-- begin --

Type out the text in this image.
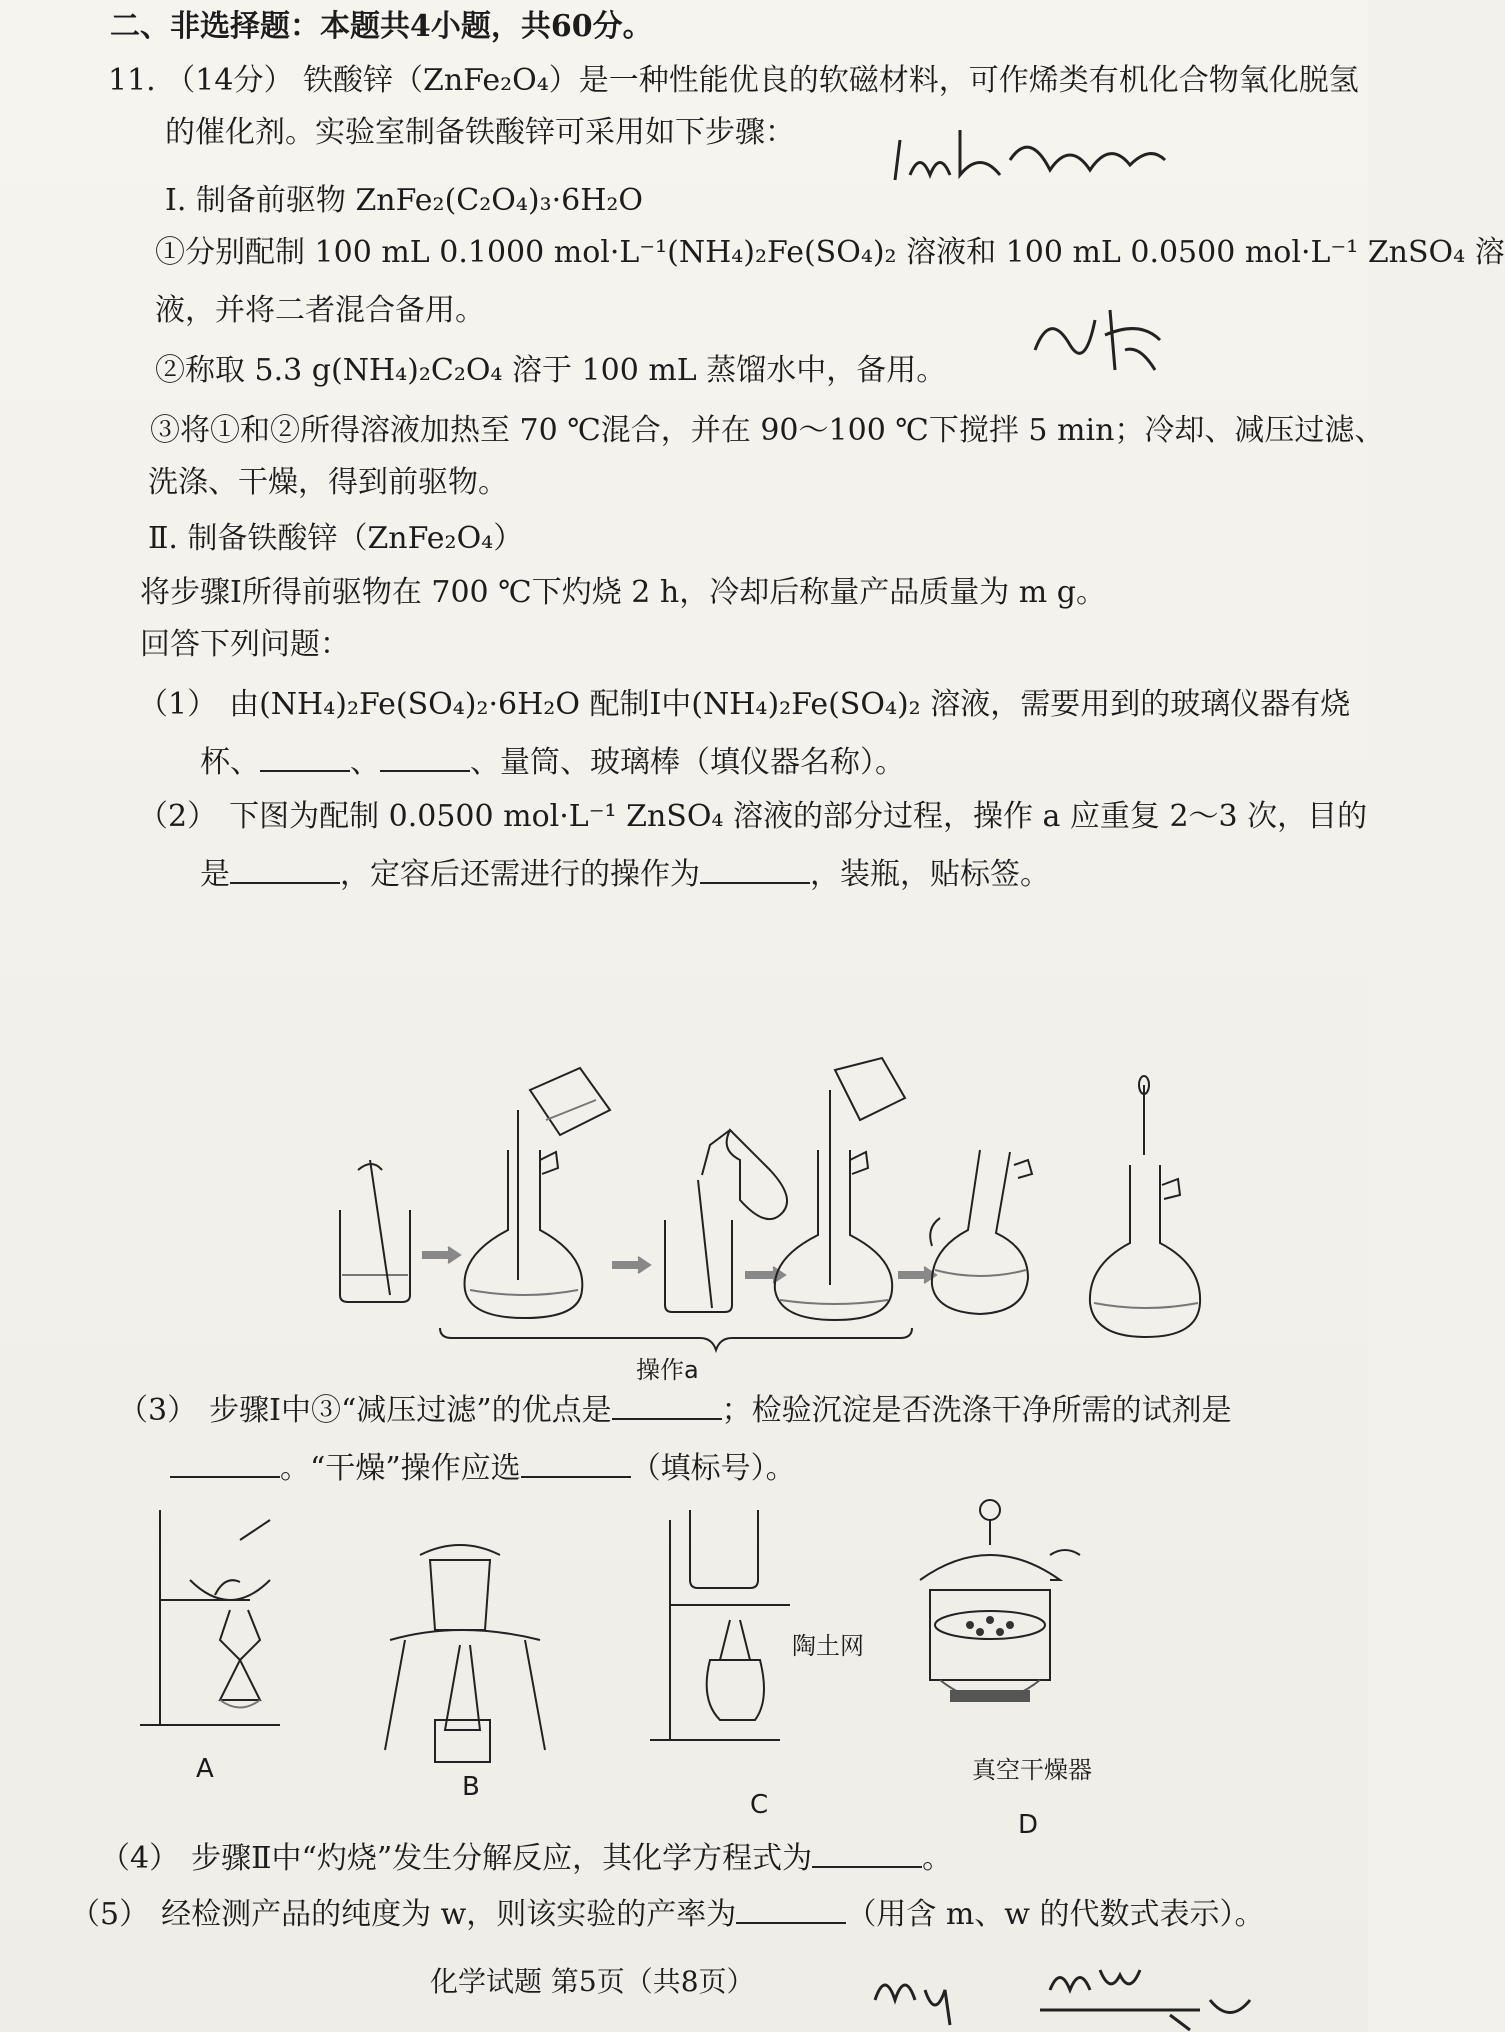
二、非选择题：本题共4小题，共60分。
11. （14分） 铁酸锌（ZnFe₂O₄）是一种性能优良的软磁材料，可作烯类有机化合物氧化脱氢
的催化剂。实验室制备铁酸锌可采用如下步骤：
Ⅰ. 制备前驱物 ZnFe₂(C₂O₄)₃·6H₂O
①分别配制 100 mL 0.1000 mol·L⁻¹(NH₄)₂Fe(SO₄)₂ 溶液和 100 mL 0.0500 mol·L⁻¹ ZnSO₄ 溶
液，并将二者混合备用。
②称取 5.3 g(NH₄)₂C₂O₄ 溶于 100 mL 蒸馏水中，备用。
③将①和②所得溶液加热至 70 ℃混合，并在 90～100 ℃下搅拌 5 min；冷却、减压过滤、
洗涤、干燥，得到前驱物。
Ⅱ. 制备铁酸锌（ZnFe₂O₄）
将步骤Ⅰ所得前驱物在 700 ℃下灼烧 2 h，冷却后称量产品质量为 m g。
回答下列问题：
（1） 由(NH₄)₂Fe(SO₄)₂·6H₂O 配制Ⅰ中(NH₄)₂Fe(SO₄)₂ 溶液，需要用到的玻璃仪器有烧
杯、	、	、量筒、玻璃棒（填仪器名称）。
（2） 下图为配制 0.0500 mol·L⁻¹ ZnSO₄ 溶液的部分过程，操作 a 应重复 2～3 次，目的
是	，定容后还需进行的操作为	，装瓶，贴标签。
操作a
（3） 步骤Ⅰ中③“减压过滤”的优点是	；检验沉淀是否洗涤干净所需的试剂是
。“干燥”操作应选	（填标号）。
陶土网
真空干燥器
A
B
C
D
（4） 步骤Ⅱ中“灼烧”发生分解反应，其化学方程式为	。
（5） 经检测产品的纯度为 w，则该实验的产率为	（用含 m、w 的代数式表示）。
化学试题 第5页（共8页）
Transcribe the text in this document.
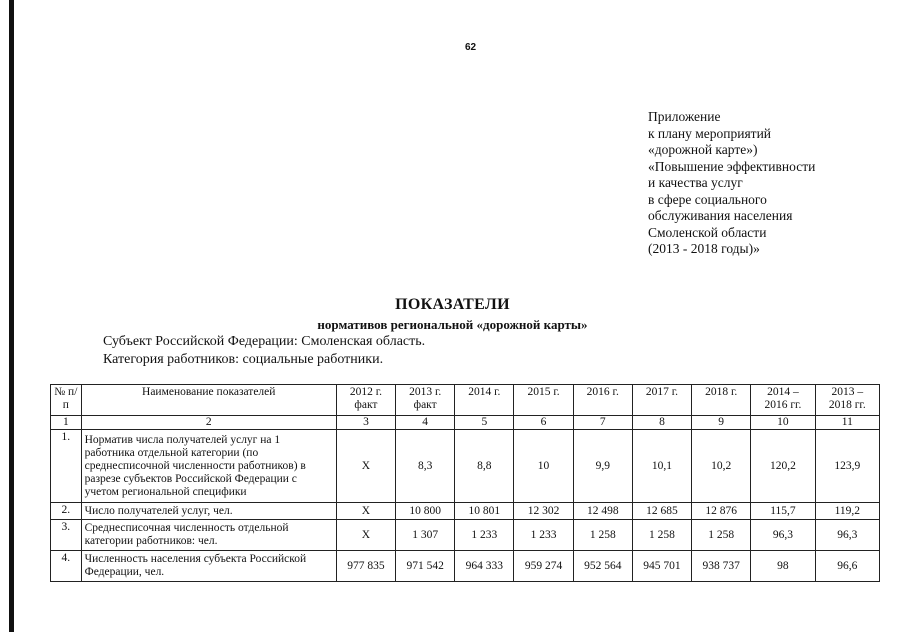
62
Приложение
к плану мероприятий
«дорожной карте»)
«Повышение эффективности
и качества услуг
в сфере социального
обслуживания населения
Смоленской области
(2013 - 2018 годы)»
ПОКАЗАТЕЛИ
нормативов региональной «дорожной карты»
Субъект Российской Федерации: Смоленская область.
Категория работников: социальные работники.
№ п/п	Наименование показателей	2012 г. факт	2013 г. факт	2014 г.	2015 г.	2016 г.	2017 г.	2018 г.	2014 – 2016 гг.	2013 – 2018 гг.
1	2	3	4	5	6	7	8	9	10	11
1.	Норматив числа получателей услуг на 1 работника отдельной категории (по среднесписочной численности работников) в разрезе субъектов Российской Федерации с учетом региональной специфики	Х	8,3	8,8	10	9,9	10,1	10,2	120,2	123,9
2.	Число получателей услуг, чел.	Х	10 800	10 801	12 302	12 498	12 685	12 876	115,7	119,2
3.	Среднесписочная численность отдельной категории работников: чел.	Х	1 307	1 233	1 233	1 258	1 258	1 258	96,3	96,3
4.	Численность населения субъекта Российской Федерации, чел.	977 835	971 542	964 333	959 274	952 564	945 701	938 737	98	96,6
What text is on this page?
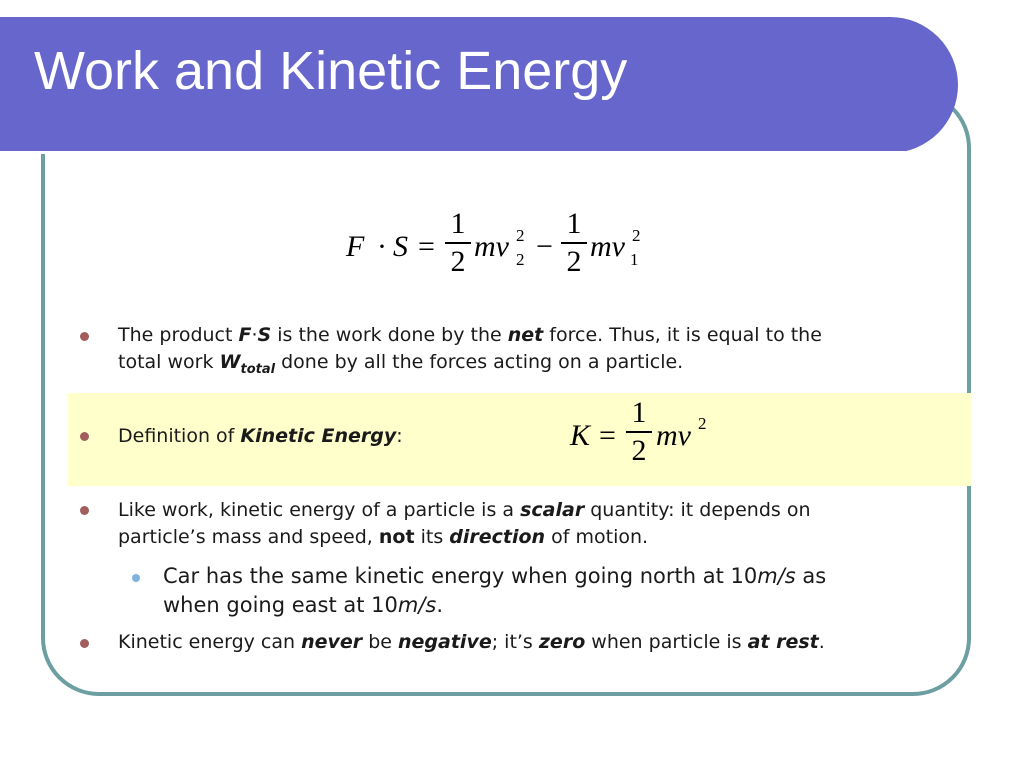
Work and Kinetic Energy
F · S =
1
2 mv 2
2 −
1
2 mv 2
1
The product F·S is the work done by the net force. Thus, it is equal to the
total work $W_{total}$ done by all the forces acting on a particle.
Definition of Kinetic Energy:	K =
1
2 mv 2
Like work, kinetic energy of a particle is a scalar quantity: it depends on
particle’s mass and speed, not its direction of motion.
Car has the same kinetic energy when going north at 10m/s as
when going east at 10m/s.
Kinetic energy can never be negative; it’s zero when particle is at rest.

-- end --

▶ YOUR INSTRUCTIONS
Your task is to retype all the entries exactly and leave out any pictures.

▶ SOLUTION FOR THIS EXERCISE
Type out the text in this image.
二、非选择题：本题共4小题，共60分。
11. （14分） 铁酸锌（ZnFe₂O₄）是一种性能优良的软磁材料，可作烯类有机化合物氧化脱氢
的催化剂。实验室制备铁酸锌可采用如下步骤：
Ⅰ. 制备前驱物 ZnFe₂(C₂O₄)₃·6H₂O
①分别配制 100 mL 0.1000 mol·L⁻¹(NH₄)₂Fe(SO₄)₂ 溶液和 100 mL 0.0500 mol·L⁻¹ ZnSO₄ 溶
液，并将二者混合备用。
②称取 5.3 g(NH₄)₂C₂O₄ 溶于 100 mL 蒸馏水中，备用。
③将①和②所得溶液加热至 70 ℃混合，并在 90～100 ℃下搅拌 5 min；冷却、减压过滤、
洗涤、干燥，得到前驱物。
Ⅱ. 制备铁酸锌（ZnFe₂O₄）
将步骤Ⅰ所得前驱物在 700 ℃下灼烧 2 h，冷却后称量产品质量为 m g。
回答下列问题：
（1） 由(NH₄)₂Fe(SO₄)₂·6H₂O 配制Ⅰ中(NH₄)₂Fe(SO₄)₂ 溶液，需要用到的玻璃仪器有烧
杯、	、	、量筒、玻璃棒（填仪器名称）。
（2） 下图为配制 0.0500 mol·L⁻¹ ZnSO₄ 溶液的部分过程，操作 a 应重复 2～3 次，目的
是	，定容后还需进行的操作为	，装瓶，贴标签。
操作a
（3） 步骤Ⅰ中③“减压过滤”的优点是	；检验沉淀是否洗涤干净所需的试剂是
。“干燥”操作应选	（填标号）。
陶土网
真空干燥器
A
B
C
D
（4） 步骤Ⅱ中“灼烧”发生分解反应，其化学方程式为	。
（5） 经检测产品的纯度为 w，则该实验的产率为	（用含 m、w 的代数式表示）。
化学试题 第5页（共8页）
Transcribe the text in this document.
62
Приложение
к плану мероприятий
«дорожной карте»)
«Повышение эффективности
и качества услуг
в сфере социального
обслуживания населения
Смоленской области
(2013 - 2018 годы)»
ПОКАЗАТЕЛИ
нормативов региональной «дорожной карты»
Субъект Российской Федерации: Смоленская область.
Категория работников: социальные работники.
№ п/п	Наименование показателей	2012 г. факт	2013 г. факт	2014 г.	2015 г.	2016 г.	2017 г.	2018 г.	2014 – 2016 гг.	2013 – 2018 гг.
1	2	3	4	5	6	7	8	9	10	11
1.	Норматив числа получателей услуг на 1 работника отдельной категории (по среднесписочной численности работников) в разрезе субъектов Российской Федерации с учетом региональной специфики	Х	8,3	8,8	10	9,9	10,1	10,2	120,2	123,9
2.	Число получателей услуг, чел.	Х	10 800	10 801	12 302	12 498	12 685	12 876	115,7	119,2
3.	Среднесписочная численность отдельной категории работников: чел.	Х	1 307	1 233	1 233	1 258	1 258	1 258	96,3	96,3
4.	Численность населения субъекта Российской Федерации, чел.	977 835	971 542	964 333	959 274	952 564	945 701	938 737	98	96,6
What text is on this page?
Work and Kinetic Energy
F · S =
1
2 mv 2
2 −
1
2 mv 2
1
The product F·S is the work done by the net force. Thus, it is equal to the
total work $W_{total}$ done by all the forces acting on a particle.
Definition of Kinetic Energy:	K =
1
2 mv 2
Like work, kinetic energy of a particle is a scalar quantity: it depends on
particle’s mass and speed, not its direction of motion.
Car has the same kinetic energy when going north at 10m/s as
when going east at 10m/s.
Kinetic energy can never be negative; it’s zero when particle is at rest.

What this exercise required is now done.